_Provided information:_
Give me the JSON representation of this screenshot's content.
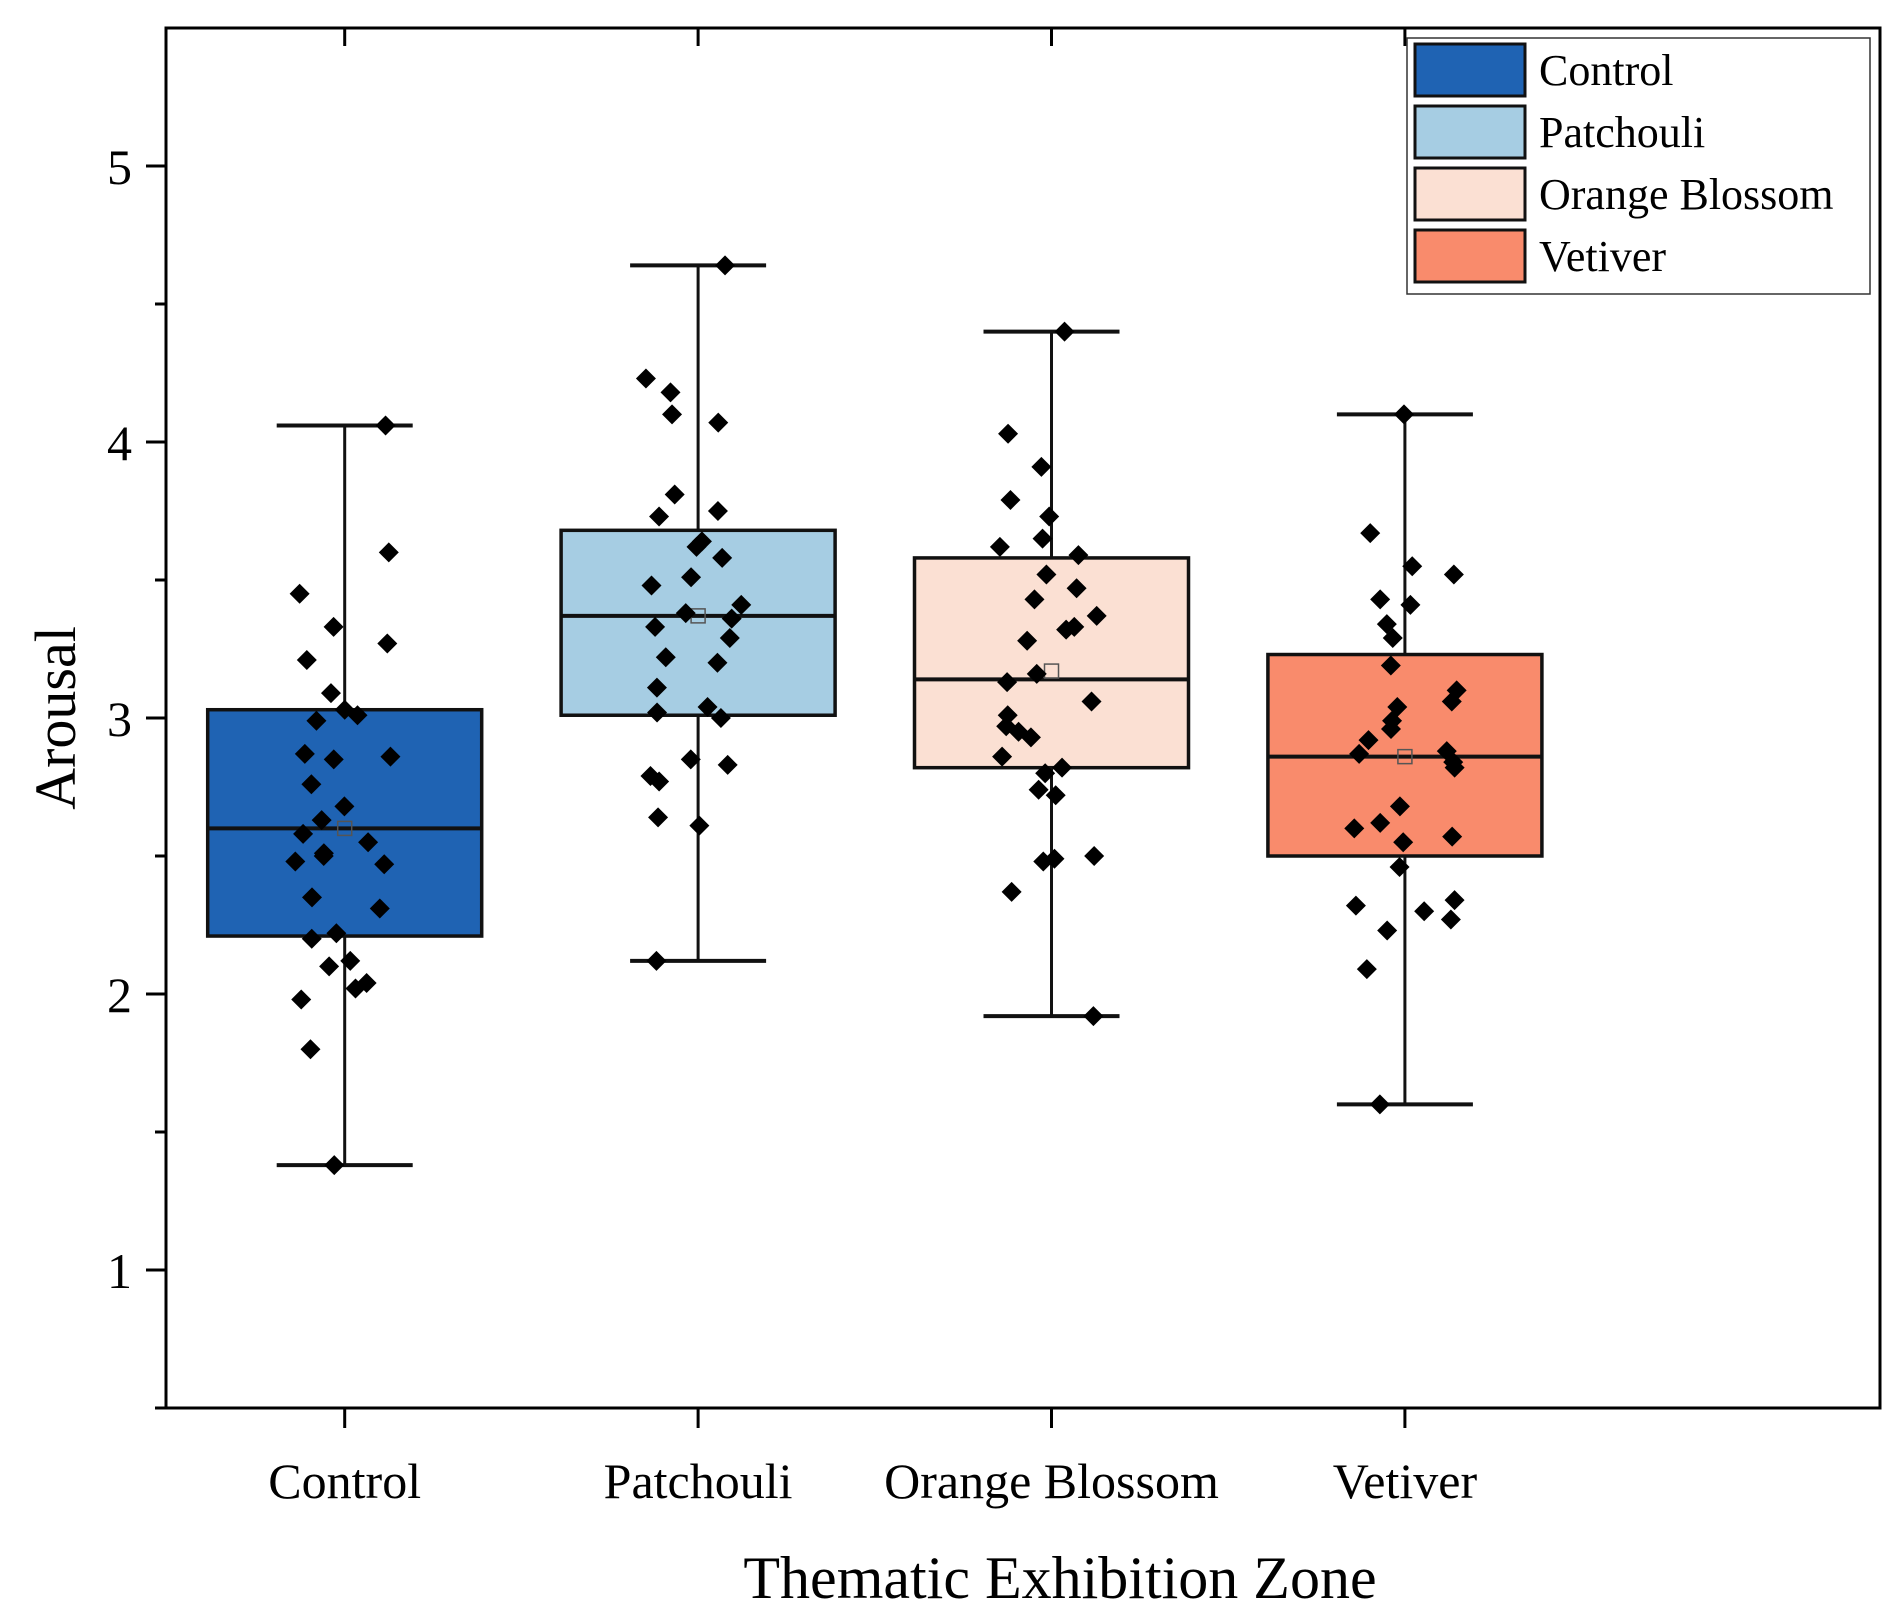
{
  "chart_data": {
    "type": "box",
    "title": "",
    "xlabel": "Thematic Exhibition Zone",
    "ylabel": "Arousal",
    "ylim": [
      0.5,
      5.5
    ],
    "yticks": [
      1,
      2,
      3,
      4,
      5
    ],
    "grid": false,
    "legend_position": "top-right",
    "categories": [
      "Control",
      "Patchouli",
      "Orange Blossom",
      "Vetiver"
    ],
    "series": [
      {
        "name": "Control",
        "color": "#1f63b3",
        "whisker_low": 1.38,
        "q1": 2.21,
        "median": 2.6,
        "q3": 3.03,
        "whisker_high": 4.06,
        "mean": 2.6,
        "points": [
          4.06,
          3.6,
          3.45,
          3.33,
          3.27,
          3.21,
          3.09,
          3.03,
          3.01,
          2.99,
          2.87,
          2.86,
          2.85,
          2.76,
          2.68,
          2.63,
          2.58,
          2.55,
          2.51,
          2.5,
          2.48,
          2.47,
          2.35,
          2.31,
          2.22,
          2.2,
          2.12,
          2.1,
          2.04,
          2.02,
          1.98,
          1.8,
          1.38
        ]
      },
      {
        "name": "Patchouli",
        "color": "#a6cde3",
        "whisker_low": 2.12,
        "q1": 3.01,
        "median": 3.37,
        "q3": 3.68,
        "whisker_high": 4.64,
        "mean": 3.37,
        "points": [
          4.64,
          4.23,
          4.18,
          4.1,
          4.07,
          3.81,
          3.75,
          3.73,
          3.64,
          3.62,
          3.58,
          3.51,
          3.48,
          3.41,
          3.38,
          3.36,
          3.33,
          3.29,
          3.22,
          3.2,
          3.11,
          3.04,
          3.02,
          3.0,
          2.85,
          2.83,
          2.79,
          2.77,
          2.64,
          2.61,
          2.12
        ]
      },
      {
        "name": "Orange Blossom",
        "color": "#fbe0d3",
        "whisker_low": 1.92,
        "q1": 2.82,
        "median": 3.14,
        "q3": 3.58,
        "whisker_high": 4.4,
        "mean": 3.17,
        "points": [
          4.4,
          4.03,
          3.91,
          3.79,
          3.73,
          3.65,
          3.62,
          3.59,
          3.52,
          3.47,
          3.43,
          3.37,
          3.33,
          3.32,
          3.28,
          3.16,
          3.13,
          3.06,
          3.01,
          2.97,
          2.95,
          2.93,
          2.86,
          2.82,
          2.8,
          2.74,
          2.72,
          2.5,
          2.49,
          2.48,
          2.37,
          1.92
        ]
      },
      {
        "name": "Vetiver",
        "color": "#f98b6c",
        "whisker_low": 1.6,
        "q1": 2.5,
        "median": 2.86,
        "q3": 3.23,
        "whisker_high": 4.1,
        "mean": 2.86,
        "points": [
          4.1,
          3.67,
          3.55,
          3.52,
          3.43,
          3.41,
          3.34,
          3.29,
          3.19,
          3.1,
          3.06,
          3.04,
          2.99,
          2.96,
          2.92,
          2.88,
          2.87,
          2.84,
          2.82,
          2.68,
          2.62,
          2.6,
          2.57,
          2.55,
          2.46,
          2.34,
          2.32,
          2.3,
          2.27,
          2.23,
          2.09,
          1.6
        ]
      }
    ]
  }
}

--

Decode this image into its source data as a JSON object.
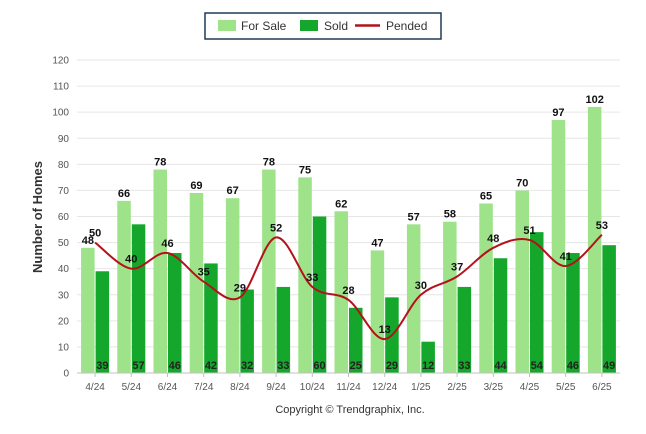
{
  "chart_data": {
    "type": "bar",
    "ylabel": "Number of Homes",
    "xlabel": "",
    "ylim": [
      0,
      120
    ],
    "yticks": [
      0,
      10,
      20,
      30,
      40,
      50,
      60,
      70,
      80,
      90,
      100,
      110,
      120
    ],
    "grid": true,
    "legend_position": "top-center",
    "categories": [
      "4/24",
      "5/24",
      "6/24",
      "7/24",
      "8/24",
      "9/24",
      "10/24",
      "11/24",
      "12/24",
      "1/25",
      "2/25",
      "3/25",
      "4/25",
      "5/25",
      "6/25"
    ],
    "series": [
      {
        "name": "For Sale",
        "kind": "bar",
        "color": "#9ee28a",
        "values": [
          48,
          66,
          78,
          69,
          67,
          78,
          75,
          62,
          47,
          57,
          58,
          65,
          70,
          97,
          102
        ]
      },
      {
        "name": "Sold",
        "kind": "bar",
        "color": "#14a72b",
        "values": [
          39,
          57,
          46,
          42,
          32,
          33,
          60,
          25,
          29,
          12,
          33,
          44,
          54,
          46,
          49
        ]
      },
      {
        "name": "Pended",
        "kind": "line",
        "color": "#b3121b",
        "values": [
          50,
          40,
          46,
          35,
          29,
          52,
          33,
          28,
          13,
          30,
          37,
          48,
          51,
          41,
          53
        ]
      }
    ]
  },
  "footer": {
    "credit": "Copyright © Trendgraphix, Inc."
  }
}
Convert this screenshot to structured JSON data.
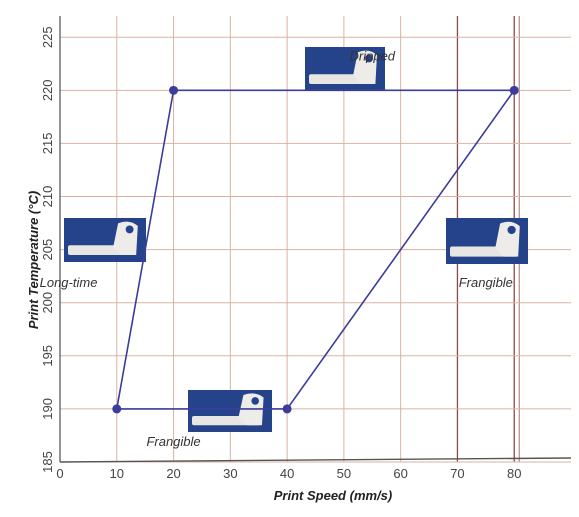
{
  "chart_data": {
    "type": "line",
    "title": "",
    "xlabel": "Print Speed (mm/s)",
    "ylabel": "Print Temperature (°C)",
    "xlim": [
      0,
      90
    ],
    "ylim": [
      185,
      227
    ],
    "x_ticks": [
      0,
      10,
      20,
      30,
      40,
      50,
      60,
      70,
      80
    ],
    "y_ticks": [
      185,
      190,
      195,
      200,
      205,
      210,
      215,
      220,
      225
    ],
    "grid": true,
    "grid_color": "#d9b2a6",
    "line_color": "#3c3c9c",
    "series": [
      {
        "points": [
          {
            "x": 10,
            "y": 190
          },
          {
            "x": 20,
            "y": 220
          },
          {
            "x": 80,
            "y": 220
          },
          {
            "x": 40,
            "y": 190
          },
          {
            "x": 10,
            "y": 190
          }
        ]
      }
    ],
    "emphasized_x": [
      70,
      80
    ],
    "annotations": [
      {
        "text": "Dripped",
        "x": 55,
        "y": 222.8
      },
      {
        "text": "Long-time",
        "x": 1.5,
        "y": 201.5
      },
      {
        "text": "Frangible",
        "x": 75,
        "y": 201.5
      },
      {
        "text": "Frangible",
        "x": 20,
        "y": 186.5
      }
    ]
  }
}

_Work to do:_
What is the number of lines in this listing that contain the word "text"? Answer with that number and nothing else.

_Output of the task:_
4